▶ WORK TO DO
Below are some records; give them all again exactly, but not the pictures.

▶ PROVIDED INFORMATION

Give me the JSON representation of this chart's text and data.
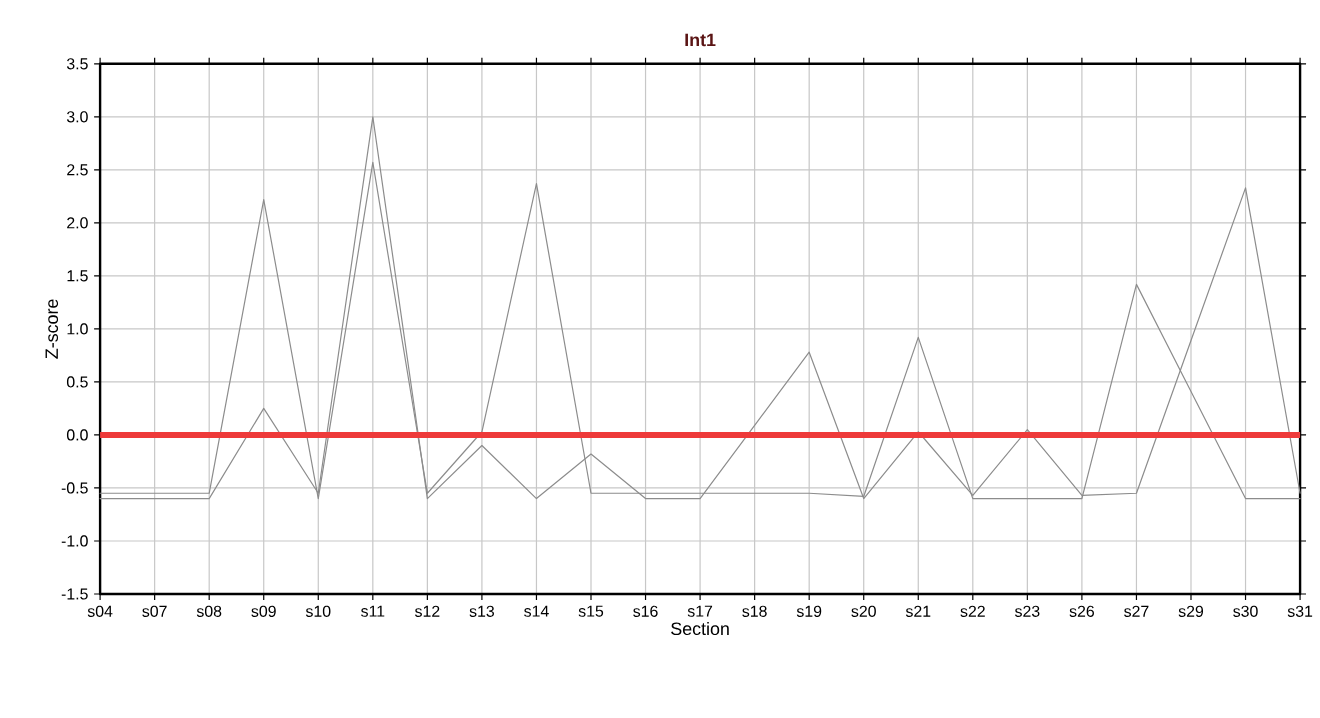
{
  "chart_data": {
    "type": "line",
    "title": "Int1",
    "xlabel": "Section",
    "ylabel": "Z-score",
    "categories": [
      "s04",
      "s07",
      "s08",
      "s09",
      "s10",
      "s11",
      "s12",
      "s13",
      "s14",
      "s15",
      "s16",
      "s17",
      "s18",
      "s19",
      "s20",
      "s21",
      "s22",
      "s23",
      "s26",
      "s27",
      "s29",
      "s30",
      "s31"
    ],
    "series": [
      {
        "color": "#8c8c8c",
        "values": [
          -0.55,
          -0.55,
          -0.55,
          2.22,
          -0.6,
          2.57,
          -0.55,
          0.03,
          2.37,
          -0.55,
          -0.55,
          -0.55,
          -0.55,
          -0.55,
          -0.58,
          0.92,
          -0.6,
          -0.6,
          -0.6,
          1.42,
          0.41,
          -0.6,
          -0.6
        ]
      },
      {
        "color": "#8c8c8c",
        "values": [
          -0.6,
          -0.6,
          -0.6,
          0.25,
          -0.55,
          3.0,
          -0.6,
          -0.1,
          -0.6,
          -0.18,
          -0.6,
          -0.6,
          0.09,
          0.78,
          -0.6,
          0.03,
          -0.57,
          0.05,
          -0.57,
          -0.55,
          0.89,
          2.33,
          -0.55
        ]
      }
    ],
    "ylim": [
      -1.5,
      3.5
    ],
    "yticks": [
      {
        "value": -1.5,
        "label": "-1.5"
      },
      {
        "value": -1.0,
        "label": "-1.0"
      },
      {
        "value": -0.5,
        "label": "-0.5"
      },
      {
        "value": 0,
        "label": "0.0"
      },
      {
        "value": 0.5,
        "label": "0.5"
      },
      {
        "value": 1.0,
        "label": "1.0"
      },
      {
        "value": 1.5,
        "label": "1.5"
      },
      {
        "value": 2.0,
        "label": "2.0"
      },
      {
        "value": 2.5,
        "label": "2.5"
      },
      {
        "value": 3.0,
        "label": "3.0"
      },
      {
        "value": 3.5,
        "label": "3.5"
      }
    ],
    "ref_lines": [
      {
        "axis": "y",
        "value": 0,
        "color": "#ee3a3a"
      }
    ],
    "grid": true,
    "marker": "none",
    "line_style": "solid"
  }
}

▶ SOLUTION TO THE PROBLEM
Give me the JSON representation of this chart's text and data.
{
  "chart_data": {
    "type": "line",
    "title": "Int1",
    "xlabel": "Section",
    "ylabel": "Z-score",
    "categories": [
      "s04",
      "s07",
      "s08",
      "s09",
      "s10",
      "s11",
      "s12",
      "s13",
      "s14",
      "s15",
      "s16",
      "s17",
      "s18",
      "s19",
      "s20",
      "s21",
      "s22",
      "s23",
      "s26",
      "s27",
      "s29",
      "s30",
      "s31"
    ],
    "series": [
      {
        "color": "#8c8c8c",
        "values": [
          -0.55,
          -0.55,
          -0.55,
          2.22,
          -0.6,
          2.57,
          -0.55,
          0.03,
          2.37,
          -0.55,
          -0.55,
          -0.55,
          -0.55,
          -0.55,
          -0.58,
          0.92,
          -0.6,
          -0.6,
          -0.6,
          1.42,
          0.41,
          -0.6,
          -0.6
        ]
      },
      {
        "color": "#8c8c8c",
        "values": [
          -0.6,
          -0.6,
          -0.6,
          0.25,
          -0.55,
          3.0,
          -0.6,
          -0.1,
          -0.6,
          -0.18,
          -0.6,
          -0.6,
          0.09,
          0.78,
          -0.6,
          0.03,
          -0.57,
          0.05,
          -0.57,
          -0.55,
          0.89,
          2.33,
          -0.55
        ]
      }
    ],
    "ylim": [
      -1.5,
      3.5
    ],
    "yticks": [
      {
        "value": -1.5,
        "label": "-1.5"
      },
      {
        "value": -1.0,
        "label": "-1.0"
      },
      {
        "value": -0.5,
        "label": "-0.5"
      },
      {
        "value": 0,
        "label": "0.0"
      },
      {
        "value": 0.5,
        "label": "0.5"
      },
      {
        "value": 1.0,
        "label": "1.0"
      },
      {
        "value": 1.5,
        "label": "1.5"
      },
      {
        "value": 2.0,
        "label": "2.0"
      },
      {
        "value": 2.5,
        "label": "2.5"
      },
      {
        "value": 3.0,
        "label": "3.0"
      },
      {
        "value": 3.5,
        "label": "3.5"
      }
    ],
    "ref_lines": [
      {
        "axis": "y",
        "value": 0,
        "color": "#ee3a3a"
      }
    ],
    "grid": true,
    "marker": "none",
    "line_style": "solid"
  }
}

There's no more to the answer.